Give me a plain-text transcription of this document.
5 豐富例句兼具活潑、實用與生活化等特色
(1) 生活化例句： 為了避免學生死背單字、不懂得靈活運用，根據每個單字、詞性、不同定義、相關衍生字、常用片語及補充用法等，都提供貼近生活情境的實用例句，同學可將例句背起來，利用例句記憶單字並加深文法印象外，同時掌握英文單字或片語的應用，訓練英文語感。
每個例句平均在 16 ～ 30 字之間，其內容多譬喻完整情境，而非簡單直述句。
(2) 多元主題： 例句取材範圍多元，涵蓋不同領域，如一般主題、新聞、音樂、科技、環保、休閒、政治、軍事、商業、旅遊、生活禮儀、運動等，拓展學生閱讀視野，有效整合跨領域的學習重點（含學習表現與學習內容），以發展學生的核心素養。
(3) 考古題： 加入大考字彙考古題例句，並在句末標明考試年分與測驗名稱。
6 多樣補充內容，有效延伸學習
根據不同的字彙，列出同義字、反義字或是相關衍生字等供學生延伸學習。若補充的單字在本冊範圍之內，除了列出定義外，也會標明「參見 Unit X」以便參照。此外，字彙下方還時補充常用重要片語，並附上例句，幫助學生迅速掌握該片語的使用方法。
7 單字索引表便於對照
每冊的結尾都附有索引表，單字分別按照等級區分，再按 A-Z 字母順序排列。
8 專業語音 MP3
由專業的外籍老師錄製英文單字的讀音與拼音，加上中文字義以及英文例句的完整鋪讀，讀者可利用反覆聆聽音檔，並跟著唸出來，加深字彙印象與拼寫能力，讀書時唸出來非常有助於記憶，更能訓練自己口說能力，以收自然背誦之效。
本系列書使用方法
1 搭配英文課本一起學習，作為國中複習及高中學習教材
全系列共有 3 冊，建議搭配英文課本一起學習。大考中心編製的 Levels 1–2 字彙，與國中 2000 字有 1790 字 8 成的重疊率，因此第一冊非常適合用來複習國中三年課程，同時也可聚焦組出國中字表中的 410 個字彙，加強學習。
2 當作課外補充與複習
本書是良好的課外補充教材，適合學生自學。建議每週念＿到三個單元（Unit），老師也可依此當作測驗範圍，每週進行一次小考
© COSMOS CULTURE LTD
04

### What is being asked
Only the number is required: the count of lines containing the word "Unit".

### Output for this task
2